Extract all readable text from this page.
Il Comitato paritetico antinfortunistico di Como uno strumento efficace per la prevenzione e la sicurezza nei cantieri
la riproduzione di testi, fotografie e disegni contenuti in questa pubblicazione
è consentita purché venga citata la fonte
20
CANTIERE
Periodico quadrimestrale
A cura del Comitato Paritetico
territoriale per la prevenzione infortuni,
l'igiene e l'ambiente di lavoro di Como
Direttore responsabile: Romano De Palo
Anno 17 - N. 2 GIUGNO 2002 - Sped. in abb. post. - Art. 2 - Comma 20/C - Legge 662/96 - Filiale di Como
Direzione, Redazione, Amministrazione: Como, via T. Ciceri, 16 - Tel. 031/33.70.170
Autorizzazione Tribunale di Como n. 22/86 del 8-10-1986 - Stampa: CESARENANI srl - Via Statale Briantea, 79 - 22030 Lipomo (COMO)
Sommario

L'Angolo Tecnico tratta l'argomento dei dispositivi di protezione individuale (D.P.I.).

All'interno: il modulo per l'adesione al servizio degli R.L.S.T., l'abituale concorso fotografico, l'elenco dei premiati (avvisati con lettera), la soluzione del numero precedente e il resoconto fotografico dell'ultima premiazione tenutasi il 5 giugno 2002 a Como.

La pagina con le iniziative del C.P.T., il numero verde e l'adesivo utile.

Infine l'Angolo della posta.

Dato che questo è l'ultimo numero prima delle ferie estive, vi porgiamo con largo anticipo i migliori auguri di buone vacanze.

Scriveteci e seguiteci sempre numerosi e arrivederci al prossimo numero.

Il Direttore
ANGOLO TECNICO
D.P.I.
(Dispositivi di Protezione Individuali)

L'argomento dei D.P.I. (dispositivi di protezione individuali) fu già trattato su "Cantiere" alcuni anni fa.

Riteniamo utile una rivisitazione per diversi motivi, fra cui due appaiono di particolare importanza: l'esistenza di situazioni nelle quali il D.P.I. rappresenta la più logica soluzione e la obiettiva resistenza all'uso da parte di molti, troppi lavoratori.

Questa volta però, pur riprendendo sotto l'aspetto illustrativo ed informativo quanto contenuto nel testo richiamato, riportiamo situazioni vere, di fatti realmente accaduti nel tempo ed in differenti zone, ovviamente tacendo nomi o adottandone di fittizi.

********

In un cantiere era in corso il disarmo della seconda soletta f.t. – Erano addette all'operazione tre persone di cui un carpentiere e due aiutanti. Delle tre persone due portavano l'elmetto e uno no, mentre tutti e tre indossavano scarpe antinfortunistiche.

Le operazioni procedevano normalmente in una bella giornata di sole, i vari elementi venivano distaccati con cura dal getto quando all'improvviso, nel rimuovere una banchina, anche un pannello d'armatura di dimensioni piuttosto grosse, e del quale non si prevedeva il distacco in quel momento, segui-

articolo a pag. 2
-*-
**STATED EXERCISE:**
All of the material must be reproduced exactly.

**THE SOLUTION:**
Extract all readable text from this page.
Il Comitato paritetico antinfortunistico di Como uno strumento efficace per la prevenzione e la sicurezza nei cantieri
la riproduzione di testi, fotografie e disegni contenuti in questa pubblicazione
è consentita purché venga citata la fonte
20
CANTIERE
Periodico quadrimestrale
A cura del Comitato Paritetico
territoriale per la prevenzione infortuni,
l'igiene e l'ambiente di lavoro di Como
Direttore responsabile: Romano De Palo
Anno 17 - N. 2 GIUGNO 2002 - Sped. in abb. post. - Art. 2 - Comma 20/C - Legge 662/96 - Filiale di Como
Direzione, Redazione, Amministrazione: Como, via T. Ciceri, 16 - Tel. 031/33.70.170
Autorizzazione Tribunale di Como n. 22/86 del 8-10-1986 - Stampa: CESARENANI srl - Via Statale Briantea, 79 - 22030 Lipomo (COMO)
Sommario

L'Angolo Tecnico tratta l'argomento dei dispositivi di protezione individuale (D.P.I.).

All'interno: il modulo per l'adesione al servizio degli R.L.S.T., l'abituale concorso fotografico, l'elenco dei premiati (avvisati con lettera), la soluzione del numero precedente e il resoconto fotografico dell'ultima premiazione tenutasi il 5 giugno 2002 a Como.

La pagina con le iniziative del C.P.T., il numero verde e l'adesivo utile.

Infine l'Angolo della posta.

Dato che questo è l'ultimo numero prima delle ferie estive, vi porgiamo con largo anticipo i migliori auguri di buone vacanze.

Scriveteci e seguiteci sempre numerosi e arrivederci al prossimo numero.

Il Direttore
ANGOLO TECNICO
D.P.I.
(Dispositivi di Protezione Individuali)

L'argomento dei D.P.I. (dispositivi di protezione individuali) fu già trattato su "Cantiere" alcuni anni fa.

Riteniamo utile una rivisitazione per diversi motivi, fra cui due appaiono di particolare importanza: l'esistenza di situazioni nelle quali il D.P.I. rappresenta la più logica soluzione e la obiettiva resistenza all'uso da parte di molti, troppi lavoratori.

Questa volta però, pur riprendendo sotto l'aspetto illustrativo ed informativo quanto contenuto nel testo richiamato, riportiamo situazioni vere, di fatti realmente accaduti nel tempo ed in differenti zone, ovviamente tacendo nomi o adottandone di fittizi.

********

In un cantiere era in corso il disarmo della seconda soletta f.t. – Erano addette all'operazione tre persone di cui un carpentiere e due aiutanti. Delle tre persone due portavano l'elmetto e uno no, mentre tutti e tre indossavano scarpe antinfortunistiche.

Le operazioni procedevano normalmente in una bella giornata di sole, i vari elementi venivano distaccati con cura dal getto quando all'improvviso, nel rimuovere una banchina, anche un pannello d'armatura di dimensioni piuttosto grosse, e del quale non si prevedeva il distacco in quel momento, segui-

articolo a pag. 2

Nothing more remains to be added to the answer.